Copy out all of the material exactly as presented.

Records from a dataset
--------------------

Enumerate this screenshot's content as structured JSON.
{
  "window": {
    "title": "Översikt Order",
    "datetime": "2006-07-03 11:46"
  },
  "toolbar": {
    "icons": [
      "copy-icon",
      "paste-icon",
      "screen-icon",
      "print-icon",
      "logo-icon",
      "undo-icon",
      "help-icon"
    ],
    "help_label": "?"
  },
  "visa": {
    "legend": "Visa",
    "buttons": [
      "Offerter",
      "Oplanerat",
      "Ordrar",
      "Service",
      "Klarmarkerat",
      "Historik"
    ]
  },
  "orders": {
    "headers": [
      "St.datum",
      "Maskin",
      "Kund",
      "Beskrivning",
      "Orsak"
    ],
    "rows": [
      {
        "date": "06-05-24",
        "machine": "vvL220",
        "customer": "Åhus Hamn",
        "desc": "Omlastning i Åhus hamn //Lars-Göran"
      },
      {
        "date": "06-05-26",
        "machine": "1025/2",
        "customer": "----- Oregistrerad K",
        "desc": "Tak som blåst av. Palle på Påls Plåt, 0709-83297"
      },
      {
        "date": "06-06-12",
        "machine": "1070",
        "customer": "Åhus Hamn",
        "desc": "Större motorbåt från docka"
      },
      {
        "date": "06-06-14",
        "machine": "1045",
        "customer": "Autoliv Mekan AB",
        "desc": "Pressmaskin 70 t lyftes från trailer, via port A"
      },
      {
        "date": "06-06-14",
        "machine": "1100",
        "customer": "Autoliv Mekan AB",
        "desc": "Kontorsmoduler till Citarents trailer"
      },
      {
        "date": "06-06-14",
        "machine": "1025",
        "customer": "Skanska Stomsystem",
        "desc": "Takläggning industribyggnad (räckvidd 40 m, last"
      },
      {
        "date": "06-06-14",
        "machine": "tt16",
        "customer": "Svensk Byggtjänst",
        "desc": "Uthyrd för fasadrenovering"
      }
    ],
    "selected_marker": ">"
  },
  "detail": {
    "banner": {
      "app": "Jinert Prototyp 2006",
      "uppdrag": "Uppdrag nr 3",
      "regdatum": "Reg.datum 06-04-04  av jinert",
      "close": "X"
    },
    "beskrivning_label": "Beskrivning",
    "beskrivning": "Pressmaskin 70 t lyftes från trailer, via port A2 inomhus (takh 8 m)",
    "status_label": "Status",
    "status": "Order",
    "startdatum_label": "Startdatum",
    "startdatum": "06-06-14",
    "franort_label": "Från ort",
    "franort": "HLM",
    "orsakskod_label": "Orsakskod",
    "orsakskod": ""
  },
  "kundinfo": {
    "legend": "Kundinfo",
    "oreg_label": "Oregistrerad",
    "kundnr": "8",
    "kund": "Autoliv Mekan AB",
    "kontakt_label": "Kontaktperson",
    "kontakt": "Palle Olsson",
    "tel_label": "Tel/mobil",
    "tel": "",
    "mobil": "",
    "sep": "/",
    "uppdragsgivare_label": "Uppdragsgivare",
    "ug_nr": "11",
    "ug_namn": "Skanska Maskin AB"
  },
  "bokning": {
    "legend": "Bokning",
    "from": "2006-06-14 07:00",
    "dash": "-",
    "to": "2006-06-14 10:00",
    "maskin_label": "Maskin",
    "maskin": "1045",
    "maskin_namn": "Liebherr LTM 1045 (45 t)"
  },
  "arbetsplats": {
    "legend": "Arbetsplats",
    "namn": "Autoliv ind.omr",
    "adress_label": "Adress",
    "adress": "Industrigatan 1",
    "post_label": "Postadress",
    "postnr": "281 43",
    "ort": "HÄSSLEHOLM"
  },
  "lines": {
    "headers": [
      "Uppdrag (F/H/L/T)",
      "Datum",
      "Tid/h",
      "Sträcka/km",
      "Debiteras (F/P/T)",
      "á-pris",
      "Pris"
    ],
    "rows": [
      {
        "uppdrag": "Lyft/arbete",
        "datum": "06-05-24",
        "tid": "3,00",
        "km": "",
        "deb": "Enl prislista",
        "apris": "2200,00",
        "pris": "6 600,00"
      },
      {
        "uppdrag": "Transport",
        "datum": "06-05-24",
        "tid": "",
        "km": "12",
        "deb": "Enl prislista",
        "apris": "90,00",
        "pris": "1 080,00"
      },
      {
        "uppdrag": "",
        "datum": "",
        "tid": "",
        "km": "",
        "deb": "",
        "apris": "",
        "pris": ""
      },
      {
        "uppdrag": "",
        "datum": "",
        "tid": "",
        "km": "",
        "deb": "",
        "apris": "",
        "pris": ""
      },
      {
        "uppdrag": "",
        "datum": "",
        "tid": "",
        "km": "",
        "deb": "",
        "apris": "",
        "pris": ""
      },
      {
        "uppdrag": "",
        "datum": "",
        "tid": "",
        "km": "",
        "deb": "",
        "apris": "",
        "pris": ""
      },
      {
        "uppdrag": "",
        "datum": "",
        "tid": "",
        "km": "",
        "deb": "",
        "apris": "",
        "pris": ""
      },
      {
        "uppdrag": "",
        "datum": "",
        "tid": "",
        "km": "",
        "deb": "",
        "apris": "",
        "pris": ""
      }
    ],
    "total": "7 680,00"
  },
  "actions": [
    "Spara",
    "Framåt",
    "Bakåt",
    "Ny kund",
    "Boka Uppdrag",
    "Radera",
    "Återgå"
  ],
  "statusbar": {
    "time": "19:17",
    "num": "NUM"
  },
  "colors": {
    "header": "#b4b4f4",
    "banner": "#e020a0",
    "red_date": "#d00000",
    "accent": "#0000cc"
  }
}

--------------------

*TASK RESULT*:
Enumerate this screenshot's content as structured JSON.
{
  "window": {
    "title": "Översikt Order",
    "datetime": "2006-07-03 11:46"
  },
  "toolbar": {
    "icons": [
      "copy-icon",
      "paste-icon",
      "screen-icon",
      "print-icon",
      "logo-icon",
      "undo-icon",
      "help-icon"
    ],
    "help_label": "?"
  },
  "visa": {
    "legend": "Visa",
    "buttons": [
      "Offerter",
      "Oplanerat",
      "Ordrar",
      "Service",
      "Klarmarkerat",
      "Historik"
    ]
  },
  "orders": {
    "headers": [
      "St.datum",
      "Maskin",
      "Kund",
      "Beskrivning",
      "Orsak"
    ],
    "rows": [
      {
        "date": "06-05-24",
        "machine": "vvL220",
        "customer": "Åhus Hamn",
        "desc": "Omlastning i Åhus hamn //Lars-Göran"
      },
      {
        "date": "06-05-26",
        "machine": "1025/2",
        "customer": "----- Oregistrerad K",
        "desc": "Tak som blåst av. Palle på Påls Plåt, 0709-83297"
      },
      {
        "date": "06-06-12",
        "machine": "1070",
        "customer": "Åhus Hamn",
        "desc": "Större motorbåt från docka"
      },
      {
        "date": "06-06-14",
        "machine": "1045",
        "customer": "Autoliv Mekan AB",
        "desc": "Pressmaskin 70 t lyftes från trailer, via port A"
      },
      {
        "date": "06-06-14",
        "machine": "1100",
        "customer": "Autoliv Mekan AB",
        "desc": "Kontorsmoduler till Citarents trailer"
      },
      {
        "date": "06-06-14",
        "machine": "1025",
        "customer": "Skanska Stomsystem",
        "desc": "Takläggning industribyggnad (räckvidd 40 m, last"
      },
      {
        "date": "06-06-14",
        "machine": "tt16",
        "customer": "Svensk Byggtjänst",
        "desc": "Uthyrd för fasadrenovering"
      }
    ],
    "selected_marker": ">"
  },
  "detail": {
    "banner": {
      "app": "Jinert Prototyp 2006",
      "uppdrag": "Uppdrag nr 3",
      "regdatum": "Reg.datum 06-04-04  av jinert",
      "close": "X"
    },
    "beskrivning_label": "Beskrivning",
    "beskrivning": "Pressmaskin 70 t lyftes från trailer, via port A2 inomhus (takh 8 m)",
    "status_label": "Status",
    "status": "Order",
    "startdatum_label": "Startdatum",
    "startdatum": "06-06-14",
    "franort_label": "Från ort",
    "franort": "HLM",
    "orsakskod_label": "Orsakskod",
    "orsakskod": ""
  },
  "kundinfo": {
    "legend": "Kundinfo",
    "oreg_label": "Oregistrerad",
    "kundnr": "8",
    "kund": "Autoliv Mekan AB",
    "kontakt_label": "Kontaktperson",
    "kontakt": "Palle Olsson",
    "tel_label": "Tel/mobil",
    "tel": "",
    "mobil": "",
    "sep": "/",
    "uppdragsgivare_label": "Uppdragsgivare",
    "ug_nr": "11",
    "ug_namn": "Skanska Maskin AB"
  },
  "bokning": {
    "legend": "Bokning",
    "from": "2006-06-14 07:00",
    "dash": "-",
    "to": "2006-06-14 10:00",
    "maskin_label": "Maskin",
    "maskin": "1045",
    "maskin_namn": "Liebherr LTM 1045 (45 t)"
  },
  "arbetsplats": {
    "legend": "Arbetsplats",
    "namn": "Autoliv ind.omr",
    "adress_label": "Adress",
    "adress": "Industrigatan 1",
    "post_label": "Postadress",
    "postnr": "281 43",
    "ort": "HÄSSLEHOLM"
  },
  "lines": {
    "headers": [
      "Uppdrag (F/H/L/T)",
      "Datum",
      "Tid/h",
      "Sträcka/km",
      "Debiteras (F/P/T)",
      "á-pris",
      "Pris"
    ],
    "rows": [
      {
        "uppdrag": "Lyft/arbete",
        "datum": "06-05-24",
        "tid": "3,00",
        "km": "",
        "deb": "Enl prislista",
        "apris": "2200,00",
        "pris": "6 600,00"
      },
      {
        "uppdrag": "Transport",
        "datum": "06-05-24",
        "tid": "",
        "km": "12",
        "deb": "Enl prislista",
        "apris": "90,00",
        "pris": "1 080,00"
      },
      {
        "uppdrag": "",
        "datum": "",
        "tid": "",
        "km": "",
        "deb": "",
        "apris": "",
        "pris": ""
      },
      {
        "uppdrag": "",
        "datum": "",
        "tid": "",
        "km": "",
        "deb": "",
        "apris": "",
        "pris": ""
      },
      {
        "uppdrag": "",
        "datum": "",
        "tid": "",
        "km": "",
        "deb": "",
        "apris": "",
        "pris": ""
      },
      {
        "uppdrag": "",
        "datum": "",
        "tid": "",
        "km": "",
        "deb": "",
        "apris": "",
        "pris": ""
      },
      {
        "uppdrag": "",
        "datum": "",
        "tid": "",
        "km": "",
        "deb": "",
        "apris": "",
        "pris": ""
      },
      {
        "uppdrag": "",
        "datum": "",
        "tid": "",
        "km": "",
        "deb": "",
        "apris": "",
        "pris": ""
      }
    ],
    "total": "7 680,00"
  },
  "actions": [
    "Spara",
    "Framåt",
    "Bakåt",
    "Ny kund",
    "Boka Uppdrag",
    "Radera",
    "Återgå"
  ],
  "statusbar": {
    "time": "19:17",
    "num": "NUM"
  },
  "colors": {
    "header": "#b4b4f4",
    "banner": "#e020a0",
    "red_date": "#d00000",
    "accent": "#0000cc"
  }
}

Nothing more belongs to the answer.